TASK DETAILS →
Lay out every line of the records below as a numbered list, omitting blank lines. Leave the pictures out of your answer.

STORED ROWS →
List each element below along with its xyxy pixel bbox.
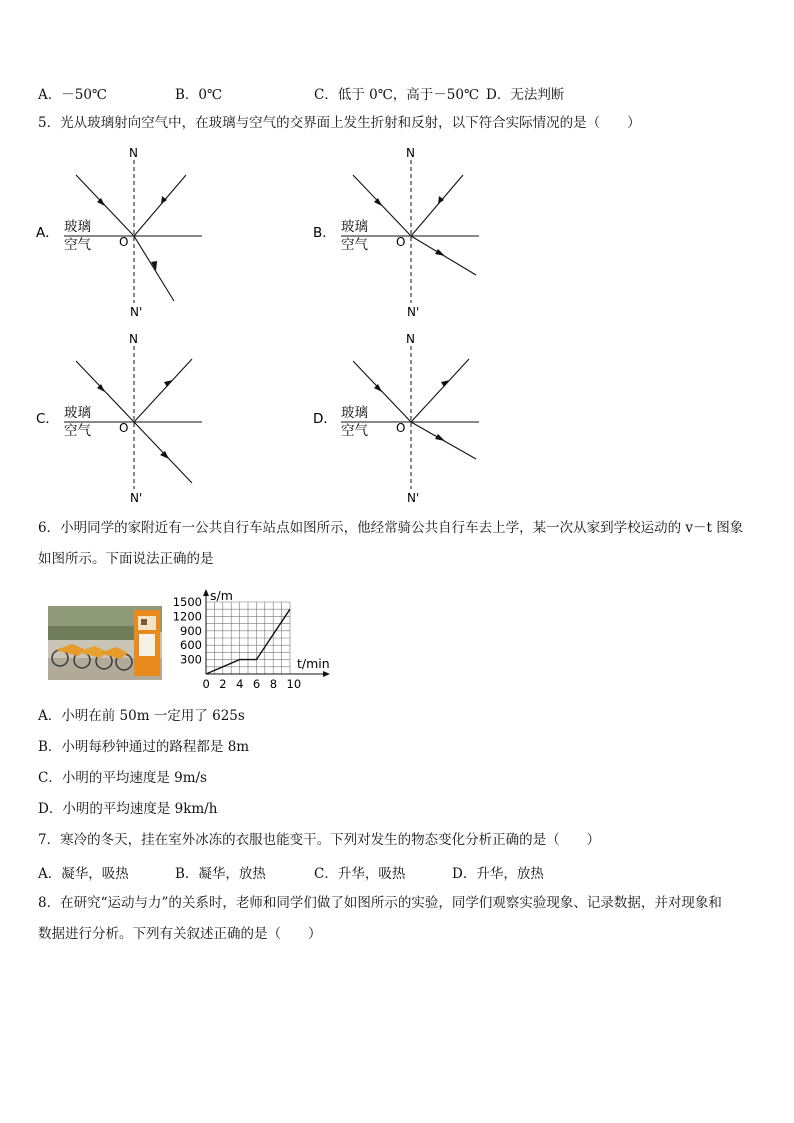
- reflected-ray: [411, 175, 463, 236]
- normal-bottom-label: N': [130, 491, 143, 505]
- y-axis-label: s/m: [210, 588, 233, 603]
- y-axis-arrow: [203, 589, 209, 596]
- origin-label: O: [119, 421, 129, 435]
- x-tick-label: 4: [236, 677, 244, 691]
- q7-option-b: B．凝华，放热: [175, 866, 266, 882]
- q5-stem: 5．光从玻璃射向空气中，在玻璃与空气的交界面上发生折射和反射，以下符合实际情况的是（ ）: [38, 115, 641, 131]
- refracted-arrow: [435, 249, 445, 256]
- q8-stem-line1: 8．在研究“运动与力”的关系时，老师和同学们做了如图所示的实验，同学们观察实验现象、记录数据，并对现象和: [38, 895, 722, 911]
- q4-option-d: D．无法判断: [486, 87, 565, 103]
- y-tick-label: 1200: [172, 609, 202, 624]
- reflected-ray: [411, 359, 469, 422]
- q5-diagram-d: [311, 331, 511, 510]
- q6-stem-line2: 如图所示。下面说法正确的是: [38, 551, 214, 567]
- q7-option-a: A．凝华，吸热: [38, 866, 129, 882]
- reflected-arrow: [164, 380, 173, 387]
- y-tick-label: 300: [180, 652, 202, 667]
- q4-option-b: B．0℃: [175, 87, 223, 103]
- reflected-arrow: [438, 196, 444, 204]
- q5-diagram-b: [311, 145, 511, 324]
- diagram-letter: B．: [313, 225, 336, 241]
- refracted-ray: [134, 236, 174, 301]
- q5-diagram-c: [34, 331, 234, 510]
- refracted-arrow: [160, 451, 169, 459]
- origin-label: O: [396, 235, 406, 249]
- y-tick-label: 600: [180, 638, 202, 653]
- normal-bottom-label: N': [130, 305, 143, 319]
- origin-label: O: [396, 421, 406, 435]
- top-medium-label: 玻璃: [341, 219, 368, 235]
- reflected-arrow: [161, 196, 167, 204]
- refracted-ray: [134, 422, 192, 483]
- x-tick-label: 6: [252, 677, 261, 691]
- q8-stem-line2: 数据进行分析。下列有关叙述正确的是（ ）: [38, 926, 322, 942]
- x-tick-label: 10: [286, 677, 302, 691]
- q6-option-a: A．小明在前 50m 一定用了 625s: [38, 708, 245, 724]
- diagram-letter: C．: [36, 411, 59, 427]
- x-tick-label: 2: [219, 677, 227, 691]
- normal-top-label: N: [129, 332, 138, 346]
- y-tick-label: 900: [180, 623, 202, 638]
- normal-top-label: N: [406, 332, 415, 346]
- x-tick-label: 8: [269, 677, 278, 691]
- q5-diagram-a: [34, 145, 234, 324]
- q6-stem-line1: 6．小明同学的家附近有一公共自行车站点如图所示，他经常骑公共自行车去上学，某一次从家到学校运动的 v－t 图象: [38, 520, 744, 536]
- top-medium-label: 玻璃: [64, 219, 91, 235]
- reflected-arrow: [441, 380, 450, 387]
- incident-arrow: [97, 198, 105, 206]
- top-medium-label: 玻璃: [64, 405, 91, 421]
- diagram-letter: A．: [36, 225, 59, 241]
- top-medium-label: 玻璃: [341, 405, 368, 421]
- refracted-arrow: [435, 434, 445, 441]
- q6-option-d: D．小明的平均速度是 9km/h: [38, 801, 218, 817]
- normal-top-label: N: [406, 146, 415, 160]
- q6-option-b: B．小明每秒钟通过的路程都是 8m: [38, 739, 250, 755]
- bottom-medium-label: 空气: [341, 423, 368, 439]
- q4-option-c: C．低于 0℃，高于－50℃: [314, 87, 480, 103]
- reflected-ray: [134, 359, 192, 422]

RESPONSE →
1. List each element below along with its xyxy pixel bbox.
2. - reflected-ray: [411, 175, 463, 236]
3. - normal-bottom-label: N': [130, 491, 143, 505]
4. - y-axis-label: s/m: [210, 588, 233, 603]
5. - y-axis-arrow: [203, 589, 209, 596]
6. - origin-label: O: [119, 421, 129, 435]
7. - x-tick-label: 4: [236, 677, 244, 691]
8. - q7-option-b: B．凝华，放热: [175, 866, 266, 882]
9. - q5-stem: 5．光从玻璃射向空气中，在玻璃与空气的交界面上发生折射和反射，以下符合实际情况的是（ ）: [38, 115, 641, 131]
10. - refracted-arrow: [435, 249, 445, 256]
11. - q8-stem-line1: 8．在研究“运动与力”的关系时，老师和同学们做了如图所示的实验，同学们观察实验现象、记录数据，并对现象和: [38, 895, 722, 911]
12. - q4-option-d: D．无法判断: [486, 87, 565, 103]
13. - y-tick-label: 1200: [172, 609, 202, 624]
14. - reflected-ray: [411, 359, 469, 422]
15. - q5-diagram-d: [311, 331, 511, 510]
16. - q6-stem-line2: 如图所示。下面说法正确的是: [38, 551, 214, 567]
17. - q7-option-a: A．凝华，吸热: [38, 866, 129, 882]
18. - reflected-arrow: [164, 380, 173, 387]
19. - y-tick-label: 300: [180, 652, 202, 667]
20. - q4-option-b: B．0℃: [175, 87, 223, 103]
21. - reflected-arrow: [438, 196, 444, 204]
22. - q5-diagram-b: [311, 145, 511, 324]
23. - diagram-letter: B．: [313, 225, 336, 241]
24. - refracted-ray: [134, 236, 174, 301]
25. - q5-diagram-c: [34, 331, 234, 510]
26. - refracted-arrow: [160, 451, 169, 459]
27. - origin-label: O: [396, 235, 406, 249]
28. - y-tick-label: 600: [180, 638, 202, 653]
29. - normal-bottom-label: N': [130, 305, 143, 319]
30. - origin-label: O: [396, 421, 406, 435]
31. - top-medium-label: 玻璃: [341, 219, 368, 235]
32. - reflected-arrow: [161, 196, 167, 204]
33. - refracted-ray: [134, 422, 192, 483]
34. - x-tick-label: 6: [252, 677, 261, 691]
35. - q8-stem-line2: 数据进行分析。下列有关叙述正确的是（ ）: [38, 926, 322, 942]
36. - x-tick-label: 10: [286, 677, 302, 691]
37. - q6-option-a: A．小明在前 50m 一定用了 625s: [38, 708, 245, 724]
38. - diagram-letter: C．: [36, 411, 59, 427]
39. - x-tick-label: 2: [219, 677, 227, 691]
40. - normal-top-label: N: [129, 332, 138, 346]
41. - y-tick-label: 900: [180, 623, 202, 638]
42. - normal-top-label: N: [406, 332, 415, 346]
43. - x-tick-label: 8: [269, 677, 278, 691]
44. - q5-diagram-a: [34, 145, 234, 324]
45. - q6-stem-line1: 6．小明同学的家附近有一公共自行车站点如图所示，他经常骑公共自行车去上学，某一次从家到学校运动的 v－t 图象: [38, 520, 744, 536]
46. - top-medium-label: 玻璃: [64, 219, 91, 235]
47. - reflected-arrow: [441, 380, 450, 387]
48. - incident-arrow: [97, 198, 105, 206]
49. - top-medium-label: 玻璃: [64, 405, 91, 421]
50. - diagram-letter: A．: [36, 225, 59, 241]
51. - top-medium-label: 玻璃: [341, 405, 368, 421]
52. - refracted-arrow: [435, 434, 445, 441]
53. - q6-option-d: D．小明的平均速度是 9km/h: [38, 801, 218, 817]
54. - normal-top-label: N: [406, 146, 415, 160]
55. - q6-option-b: B．小明每秒钟通过的路程都是 8m: [38, 739, 250, 755]
56. - bottom-medium-label: 空气: [341, 423, 368, 439]
57. - q4-option-c: C．低于 0℃，高于－50℃: [314, 87, 480, 103]
58. - reflected-ray: [134, 359, 192, 422]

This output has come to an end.